Exercise description
Type every record exactly as it appears.

— start of Material provided —

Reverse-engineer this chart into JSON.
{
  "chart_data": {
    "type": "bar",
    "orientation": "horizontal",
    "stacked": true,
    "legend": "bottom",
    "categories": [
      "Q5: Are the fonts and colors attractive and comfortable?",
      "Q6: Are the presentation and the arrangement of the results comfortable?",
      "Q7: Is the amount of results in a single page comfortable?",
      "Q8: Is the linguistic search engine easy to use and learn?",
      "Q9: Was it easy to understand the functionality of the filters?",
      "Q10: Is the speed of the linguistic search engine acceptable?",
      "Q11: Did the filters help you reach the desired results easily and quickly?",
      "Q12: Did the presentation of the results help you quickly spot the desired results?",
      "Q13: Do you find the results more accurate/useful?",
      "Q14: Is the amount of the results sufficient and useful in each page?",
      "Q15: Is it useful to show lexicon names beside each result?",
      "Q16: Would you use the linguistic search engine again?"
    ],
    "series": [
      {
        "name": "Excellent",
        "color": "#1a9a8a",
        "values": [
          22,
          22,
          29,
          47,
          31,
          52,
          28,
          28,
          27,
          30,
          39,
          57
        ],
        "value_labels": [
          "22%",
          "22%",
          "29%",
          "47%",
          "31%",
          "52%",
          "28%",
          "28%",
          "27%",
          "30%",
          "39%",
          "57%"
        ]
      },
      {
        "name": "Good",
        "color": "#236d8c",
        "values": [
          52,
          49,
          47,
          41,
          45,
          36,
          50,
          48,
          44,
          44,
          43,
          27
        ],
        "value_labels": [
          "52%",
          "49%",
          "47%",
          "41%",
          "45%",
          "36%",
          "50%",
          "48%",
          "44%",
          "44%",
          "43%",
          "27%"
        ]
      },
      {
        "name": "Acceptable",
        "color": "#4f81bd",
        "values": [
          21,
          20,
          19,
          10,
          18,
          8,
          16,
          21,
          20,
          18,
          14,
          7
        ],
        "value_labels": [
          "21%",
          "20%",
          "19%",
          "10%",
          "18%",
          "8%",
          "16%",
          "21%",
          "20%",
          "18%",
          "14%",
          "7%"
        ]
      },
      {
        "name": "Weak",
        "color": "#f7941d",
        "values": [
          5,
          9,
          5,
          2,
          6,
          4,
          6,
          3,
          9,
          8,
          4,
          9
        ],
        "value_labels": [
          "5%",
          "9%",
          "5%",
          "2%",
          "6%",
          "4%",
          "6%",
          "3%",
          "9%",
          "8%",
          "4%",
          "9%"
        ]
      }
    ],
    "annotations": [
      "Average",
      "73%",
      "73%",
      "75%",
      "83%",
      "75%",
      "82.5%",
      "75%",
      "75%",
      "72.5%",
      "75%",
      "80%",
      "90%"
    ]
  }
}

— end of Material provided —

Full output
Reverse-engineer this chart into JSON.
{
  "chart_data": {
    "type": "bar",
    "orientation": "horizontal",
    "stacked": true,
    "legend": "bottom",
    "categories": [
      "Q5: Are the fonts and colors attractive and comfortable?",
      "Q6: Are the presentation and the arrangement of the results comfortable?",
      "Q7: Is the amount of results in a single page comfortable?",
      "Q8: Is the linguistic search engine easy to use and learn?",
      "Q9: Was it easy to understand the functionality of the filters?",
      "Q10: Is the speed of the linguistic search engine acceptable?",
      "Q11: Did the filters help you reach the desired results easily and quickly?",
      "Q12: Did the presentation of the results help you quickly spot the desired results?",
      "Q13: Do you find the results more accurate/useful?",
      "Q14: Is the amount of the results sufficient and useful in each page?",
      "Q15: Is it useful to show lexicon names beside each result?",
      "Q16: Would you use the linguistic search engine again?"
    ],
    "series": [
      {
        "name": "Excellent",
        "color": "#1a9a8a",
        "values": [
          22,
          22,
          29,
          47,
          31,
          52,
          28,
          28,
          27,
          30,
          39,
          57
        ],
        "value_labels": [
          "22%",
          "22%",
          "29%",
          "47%",
          "31%",
          "52%",
          "28%",
          "28%",
          "27%",
          "30%",
          "39%",
          "57%"
        ]
      },
      {
        "name": "Good",
        "color": "#236d8c",
        "values": [
          52,
          49,
          47,
          41,
          45,
          36,
          50,
          48,
          44,
          44,
          43,
          27
        ],
        "value_labels": [
          "52%",
          "49%",
          "47%",
          "41%",
          "45%",
          "36%",
          "50%",
          "48%",
          "44%",
          "44%",
          "43%",
          "27%"
        ]
      },
      {
        "name": "Acceptable",
        "color": "#4f81bd",
        "values": [
          21,
          20,
          19,
          10,
          18,
          8,
          16,
          21,
          20,
          18,
          14,
          7
        ],
        "value_labels": [
          "21%",
          "20%",
          "19%",
          "10%",
          "18%",
          "8%",
          "16%",
          "21%",
          "20%",
          "18%",
          "14%",
          "7%"
        ]
      },
      {
        "name": "Weak",
        "color": "#f7941d",
        "values": [
          5,
          9,
          5,
          2,
          6,
          4,
          6,
          3,
          9,
          8,
          4,
          9
        ],
        "value_labels": [
          "5%",
          "9%",
          "5%",
          "2%",
          "6%",
          "4%",
          "6%",
          "3%",
          "9%",
          "8%",
          "4%",
          "9%"
        ]
      }
    ],
    "annotations": [
      "Average",
      "73%",
      "73%",
      "75%",
      "83%",
      "75%",
      "82.5%",
      "75%",
      "75%",
      "72.5%",
      "75%",
      "80%",
      "90%"
    ]
  }
}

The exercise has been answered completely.